● Stored data:
** Start **

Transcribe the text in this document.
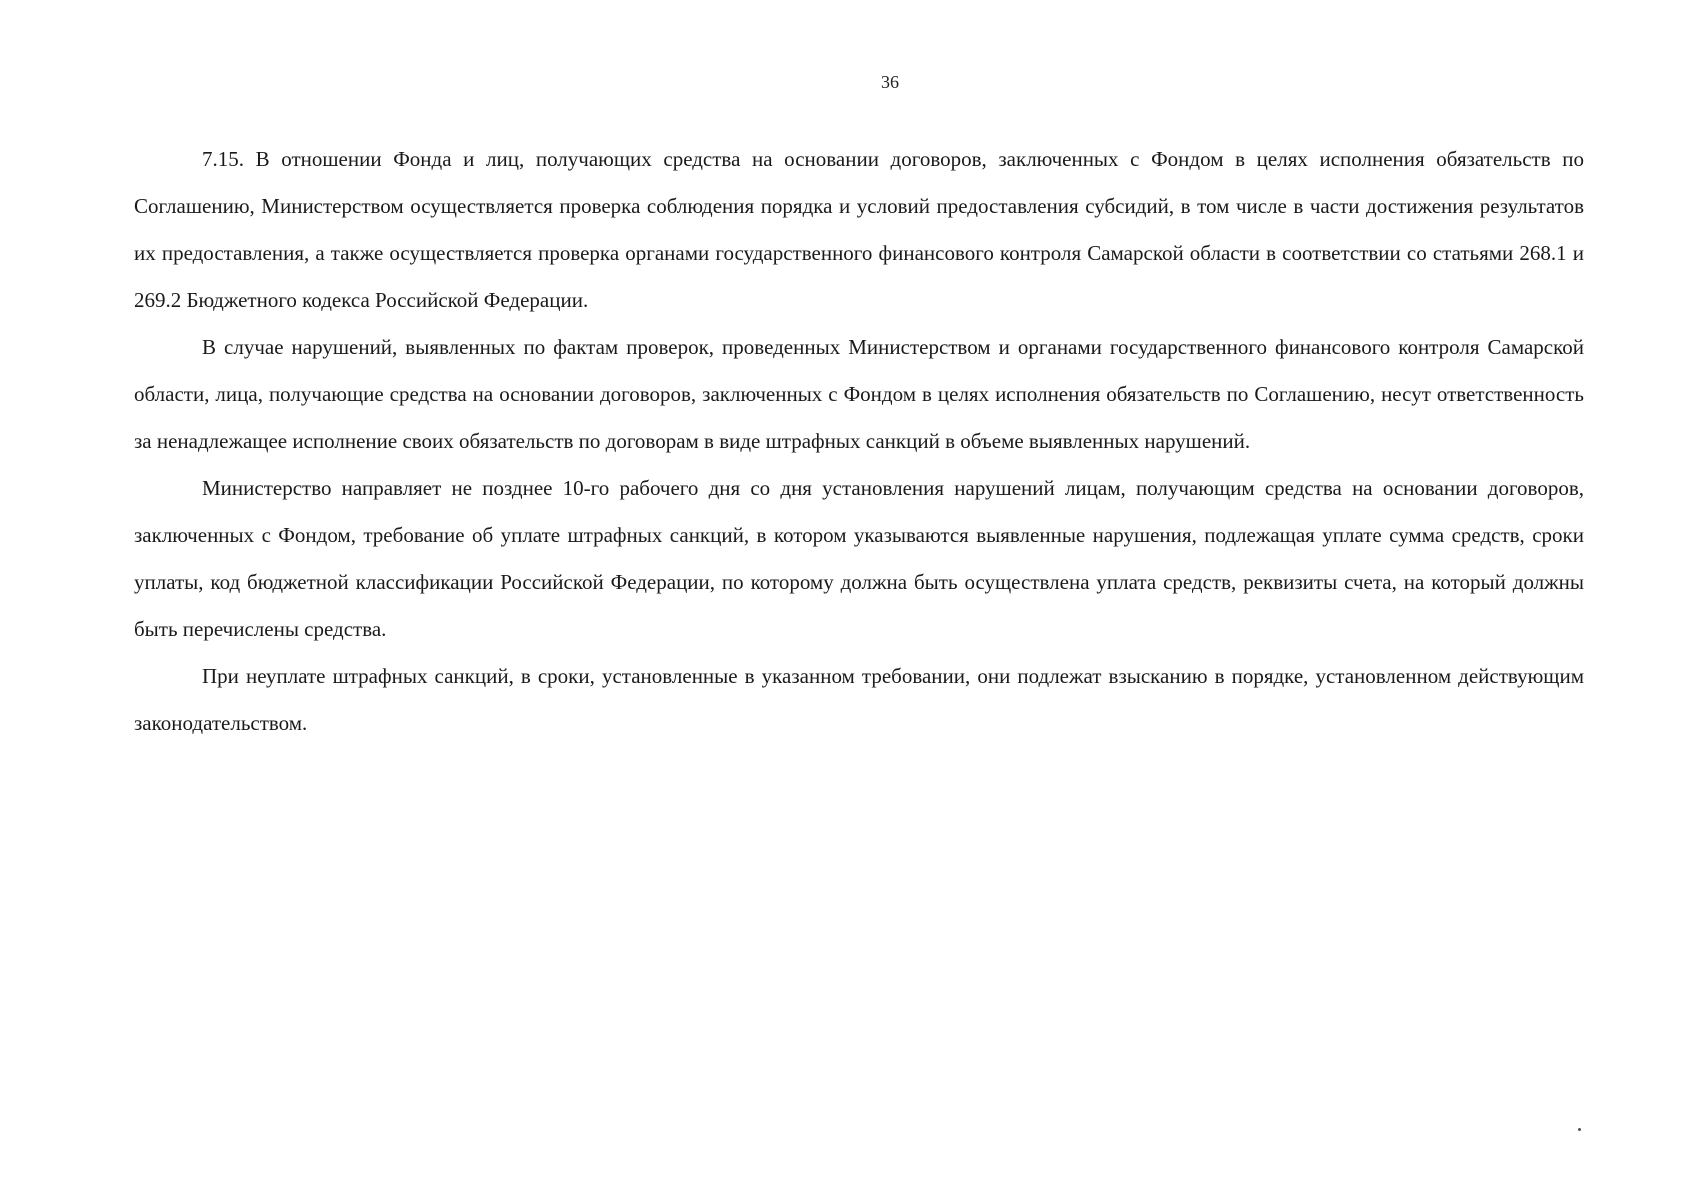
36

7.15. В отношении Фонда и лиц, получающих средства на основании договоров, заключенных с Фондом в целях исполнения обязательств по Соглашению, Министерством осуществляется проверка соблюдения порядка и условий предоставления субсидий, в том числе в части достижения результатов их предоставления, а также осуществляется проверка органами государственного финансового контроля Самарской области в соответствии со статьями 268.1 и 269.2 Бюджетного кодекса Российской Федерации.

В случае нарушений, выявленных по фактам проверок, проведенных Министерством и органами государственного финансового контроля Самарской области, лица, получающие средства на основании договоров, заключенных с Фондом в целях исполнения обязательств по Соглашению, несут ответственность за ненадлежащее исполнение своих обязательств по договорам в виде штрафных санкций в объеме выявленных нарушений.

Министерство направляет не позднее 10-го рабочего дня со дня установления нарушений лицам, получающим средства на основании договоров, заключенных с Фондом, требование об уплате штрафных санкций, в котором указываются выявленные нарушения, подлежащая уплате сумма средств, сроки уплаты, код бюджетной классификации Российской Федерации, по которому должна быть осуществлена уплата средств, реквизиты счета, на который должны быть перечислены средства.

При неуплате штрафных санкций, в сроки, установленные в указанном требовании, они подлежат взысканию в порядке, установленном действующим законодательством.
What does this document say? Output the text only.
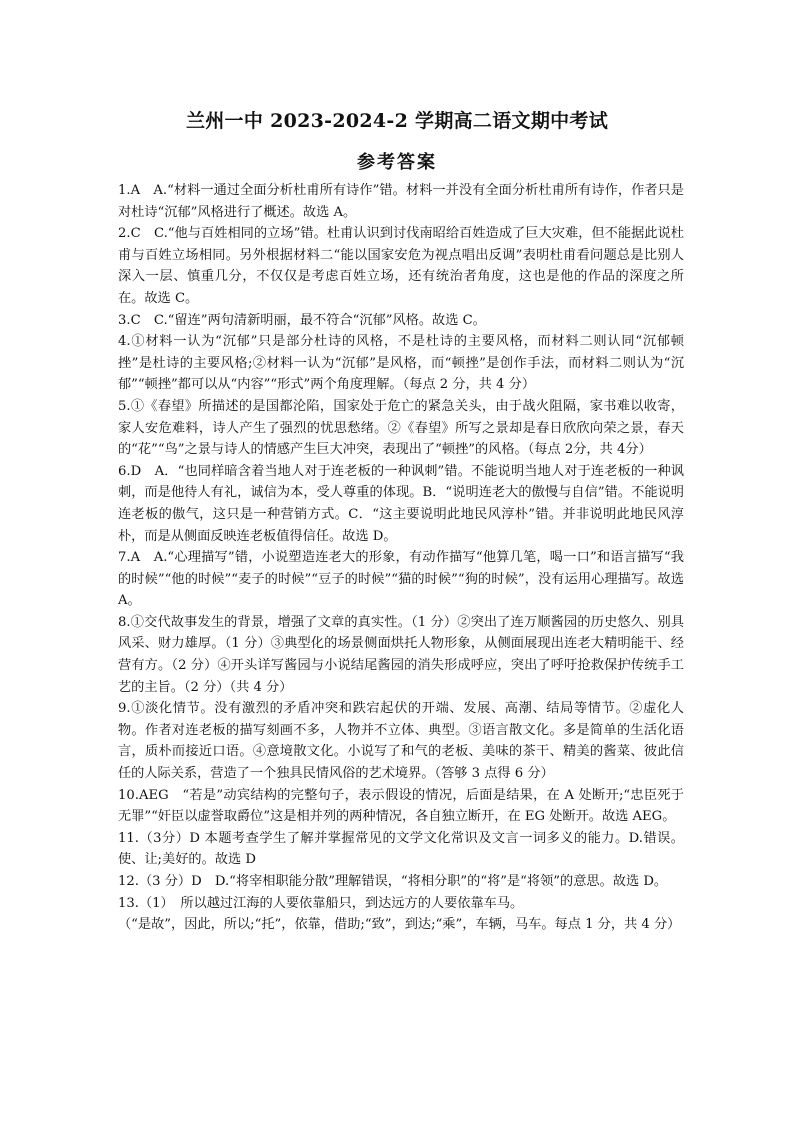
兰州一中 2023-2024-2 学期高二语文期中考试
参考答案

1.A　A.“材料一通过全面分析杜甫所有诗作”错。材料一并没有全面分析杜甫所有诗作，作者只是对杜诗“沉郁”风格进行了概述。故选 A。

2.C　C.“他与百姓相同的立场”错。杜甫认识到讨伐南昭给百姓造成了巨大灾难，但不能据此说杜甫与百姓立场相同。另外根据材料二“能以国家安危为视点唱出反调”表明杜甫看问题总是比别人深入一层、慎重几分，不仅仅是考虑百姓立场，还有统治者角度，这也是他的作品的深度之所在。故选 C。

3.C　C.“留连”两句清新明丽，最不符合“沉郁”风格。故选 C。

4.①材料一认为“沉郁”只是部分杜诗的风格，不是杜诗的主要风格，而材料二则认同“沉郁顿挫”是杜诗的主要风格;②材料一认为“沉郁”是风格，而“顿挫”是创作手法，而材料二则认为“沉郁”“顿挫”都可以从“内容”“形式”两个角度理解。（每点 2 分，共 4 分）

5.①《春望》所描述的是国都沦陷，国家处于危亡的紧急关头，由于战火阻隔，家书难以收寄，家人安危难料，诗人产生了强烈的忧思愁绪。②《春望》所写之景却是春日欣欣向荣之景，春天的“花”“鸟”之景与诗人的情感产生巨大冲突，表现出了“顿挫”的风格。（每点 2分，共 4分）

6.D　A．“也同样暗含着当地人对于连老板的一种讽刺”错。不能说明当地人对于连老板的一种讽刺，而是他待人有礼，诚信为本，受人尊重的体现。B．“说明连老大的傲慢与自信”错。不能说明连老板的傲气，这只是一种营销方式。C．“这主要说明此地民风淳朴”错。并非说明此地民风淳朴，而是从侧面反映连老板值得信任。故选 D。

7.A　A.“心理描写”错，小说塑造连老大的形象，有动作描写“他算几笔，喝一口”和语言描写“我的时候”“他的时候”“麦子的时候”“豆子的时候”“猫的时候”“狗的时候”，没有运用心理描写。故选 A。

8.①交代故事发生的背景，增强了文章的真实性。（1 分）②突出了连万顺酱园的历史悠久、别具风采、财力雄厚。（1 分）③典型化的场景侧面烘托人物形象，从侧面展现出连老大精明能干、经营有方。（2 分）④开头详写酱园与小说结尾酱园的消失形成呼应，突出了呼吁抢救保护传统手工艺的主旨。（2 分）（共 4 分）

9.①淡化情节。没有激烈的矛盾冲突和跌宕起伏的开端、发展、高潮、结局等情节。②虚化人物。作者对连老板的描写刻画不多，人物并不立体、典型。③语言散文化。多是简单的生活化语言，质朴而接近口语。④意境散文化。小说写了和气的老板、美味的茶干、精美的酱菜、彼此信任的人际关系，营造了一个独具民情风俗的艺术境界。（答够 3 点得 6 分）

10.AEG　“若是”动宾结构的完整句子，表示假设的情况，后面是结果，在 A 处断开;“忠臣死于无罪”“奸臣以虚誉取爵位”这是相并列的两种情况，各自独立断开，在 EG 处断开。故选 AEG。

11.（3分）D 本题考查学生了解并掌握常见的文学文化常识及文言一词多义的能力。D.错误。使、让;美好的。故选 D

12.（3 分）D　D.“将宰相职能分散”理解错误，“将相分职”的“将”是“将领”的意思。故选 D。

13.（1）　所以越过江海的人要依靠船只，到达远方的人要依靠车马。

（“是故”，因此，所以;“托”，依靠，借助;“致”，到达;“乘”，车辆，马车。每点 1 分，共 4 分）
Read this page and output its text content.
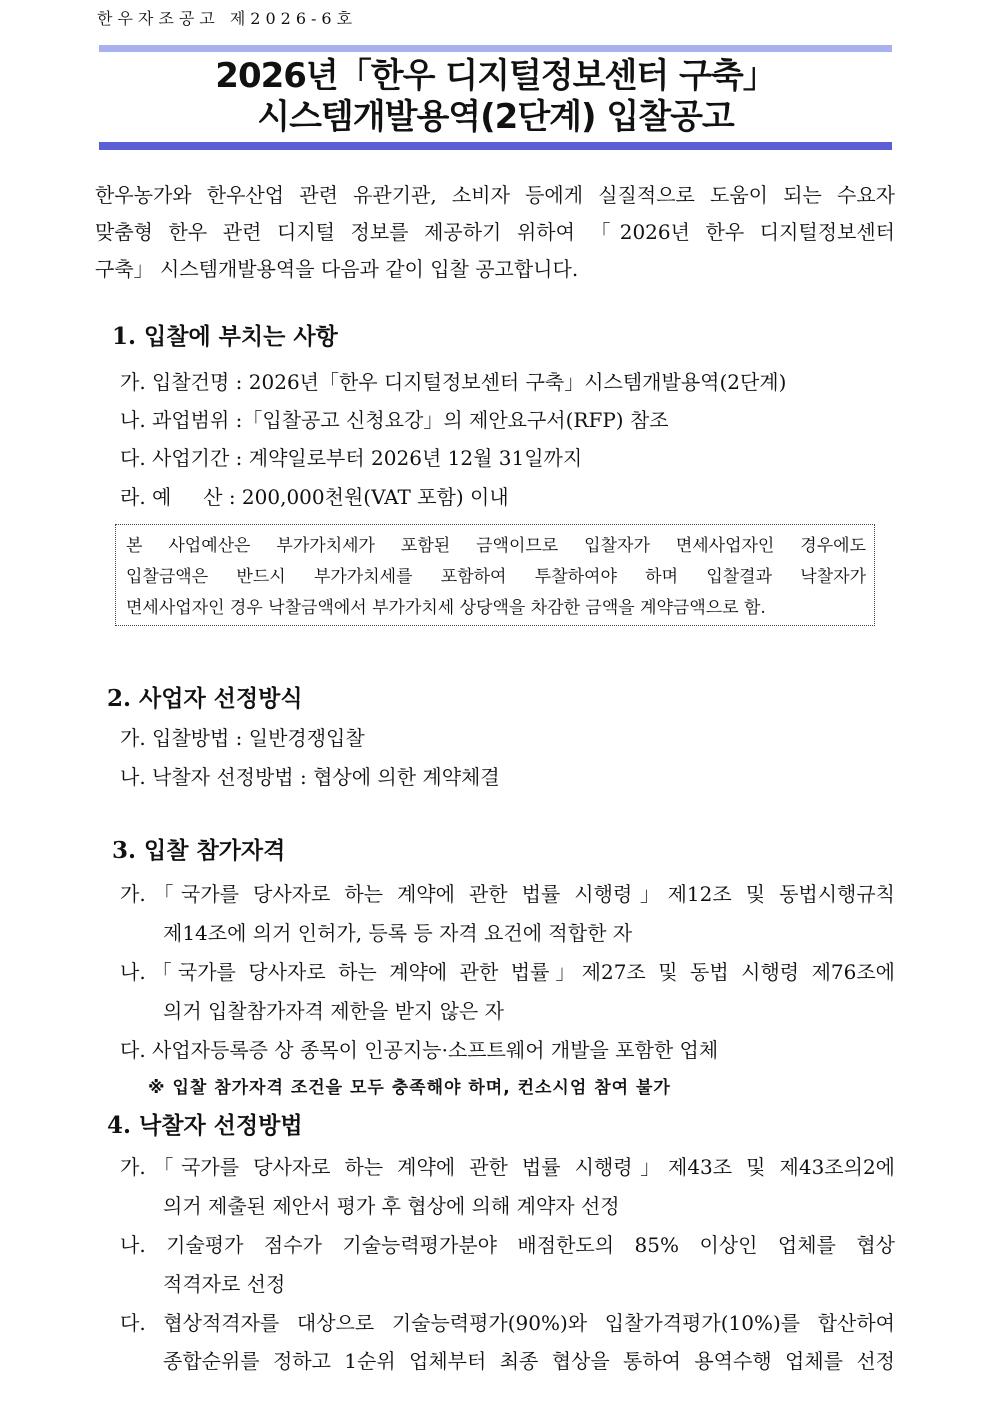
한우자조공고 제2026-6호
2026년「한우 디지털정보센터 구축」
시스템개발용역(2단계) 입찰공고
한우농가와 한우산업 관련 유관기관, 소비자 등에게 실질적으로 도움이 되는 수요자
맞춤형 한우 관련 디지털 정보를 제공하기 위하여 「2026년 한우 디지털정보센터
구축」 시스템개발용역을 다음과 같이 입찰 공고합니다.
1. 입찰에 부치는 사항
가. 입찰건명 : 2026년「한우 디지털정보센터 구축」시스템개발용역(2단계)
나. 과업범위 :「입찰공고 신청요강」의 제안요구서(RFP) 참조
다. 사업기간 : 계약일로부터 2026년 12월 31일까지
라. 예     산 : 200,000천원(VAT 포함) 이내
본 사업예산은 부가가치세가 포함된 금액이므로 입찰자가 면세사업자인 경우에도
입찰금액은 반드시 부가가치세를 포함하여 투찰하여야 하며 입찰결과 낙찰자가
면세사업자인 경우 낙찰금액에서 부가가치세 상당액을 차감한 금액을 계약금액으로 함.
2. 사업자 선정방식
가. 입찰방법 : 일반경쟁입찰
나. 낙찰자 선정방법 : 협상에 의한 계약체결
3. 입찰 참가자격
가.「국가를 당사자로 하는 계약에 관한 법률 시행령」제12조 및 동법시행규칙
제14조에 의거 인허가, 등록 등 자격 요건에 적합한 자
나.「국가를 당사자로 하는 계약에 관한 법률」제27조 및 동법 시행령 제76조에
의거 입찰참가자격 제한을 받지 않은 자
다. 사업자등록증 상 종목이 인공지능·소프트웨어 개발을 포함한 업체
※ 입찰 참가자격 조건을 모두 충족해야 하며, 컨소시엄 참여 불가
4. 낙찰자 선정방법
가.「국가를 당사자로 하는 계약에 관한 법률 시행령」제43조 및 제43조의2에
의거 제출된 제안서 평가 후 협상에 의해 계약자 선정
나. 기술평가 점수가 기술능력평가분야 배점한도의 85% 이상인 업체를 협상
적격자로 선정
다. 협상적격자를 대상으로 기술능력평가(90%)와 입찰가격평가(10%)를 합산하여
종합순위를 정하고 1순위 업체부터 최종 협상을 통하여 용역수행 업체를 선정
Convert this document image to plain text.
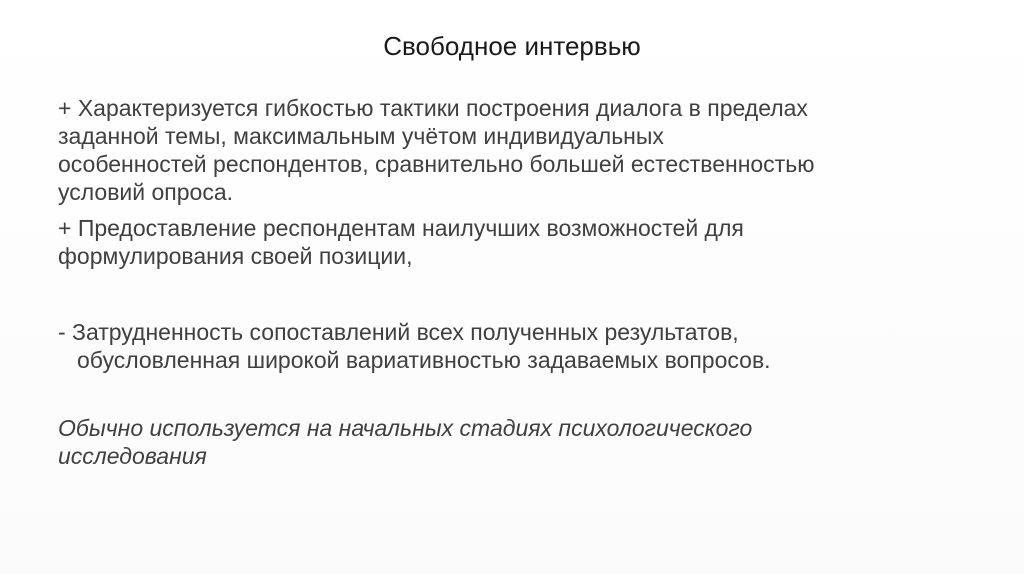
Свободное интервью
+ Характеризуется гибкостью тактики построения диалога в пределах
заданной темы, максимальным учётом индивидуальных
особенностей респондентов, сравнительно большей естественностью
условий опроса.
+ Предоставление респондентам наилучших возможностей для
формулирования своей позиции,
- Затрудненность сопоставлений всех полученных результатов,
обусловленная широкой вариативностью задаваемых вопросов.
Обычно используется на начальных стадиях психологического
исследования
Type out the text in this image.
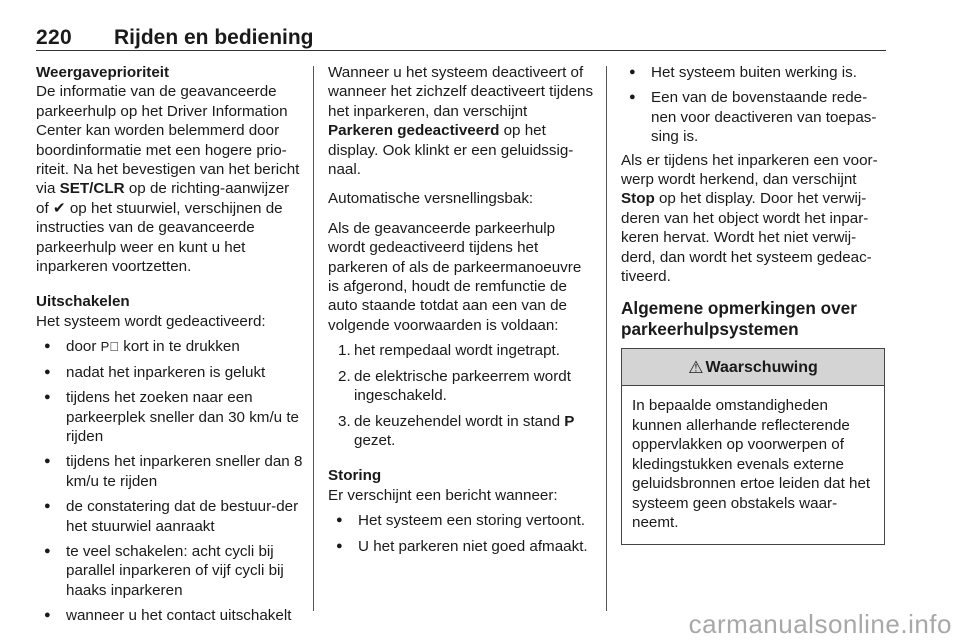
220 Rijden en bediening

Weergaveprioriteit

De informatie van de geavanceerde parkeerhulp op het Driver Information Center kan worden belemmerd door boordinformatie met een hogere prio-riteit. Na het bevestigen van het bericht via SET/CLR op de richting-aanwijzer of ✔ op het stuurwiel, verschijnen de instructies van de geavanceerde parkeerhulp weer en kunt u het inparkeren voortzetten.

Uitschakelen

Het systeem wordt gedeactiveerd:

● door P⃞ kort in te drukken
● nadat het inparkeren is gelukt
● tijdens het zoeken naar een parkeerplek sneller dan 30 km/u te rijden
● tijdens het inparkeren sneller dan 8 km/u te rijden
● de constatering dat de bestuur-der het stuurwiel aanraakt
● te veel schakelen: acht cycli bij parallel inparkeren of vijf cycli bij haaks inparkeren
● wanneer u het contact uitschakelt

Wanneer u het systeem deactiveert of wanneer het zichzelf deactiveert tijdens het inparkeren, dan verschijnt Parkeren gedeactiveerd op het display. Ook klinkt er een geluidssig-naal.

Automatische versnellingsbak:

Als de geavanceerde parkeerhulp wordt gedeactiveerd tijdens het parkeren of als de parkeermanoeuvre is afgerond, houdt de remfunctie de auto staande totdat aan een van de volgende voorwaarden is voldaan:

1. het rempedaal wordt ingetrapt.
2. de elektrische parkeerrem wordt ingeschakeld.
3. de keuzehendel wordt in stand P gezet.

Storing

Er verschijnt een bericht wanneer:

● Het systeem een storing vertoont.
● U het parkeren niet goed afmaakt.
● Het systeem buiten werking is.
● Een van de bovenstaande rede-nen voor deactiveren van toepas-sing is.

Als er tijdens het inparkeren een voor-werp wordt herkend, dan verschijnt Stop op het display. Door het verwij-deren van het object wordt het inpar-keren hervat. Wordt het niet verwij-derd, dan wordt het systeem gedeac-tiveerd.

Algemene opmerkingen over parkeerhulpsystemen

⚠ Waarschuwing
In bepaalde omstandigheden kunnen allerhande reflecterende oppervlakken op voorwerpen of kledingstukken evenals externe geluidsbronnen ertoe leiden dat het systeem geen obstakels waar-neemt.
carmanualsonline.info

** End **

● Short problem:
State the count of lines in the data holding the word "санкций", adding nothing to it.

● Complete output:
3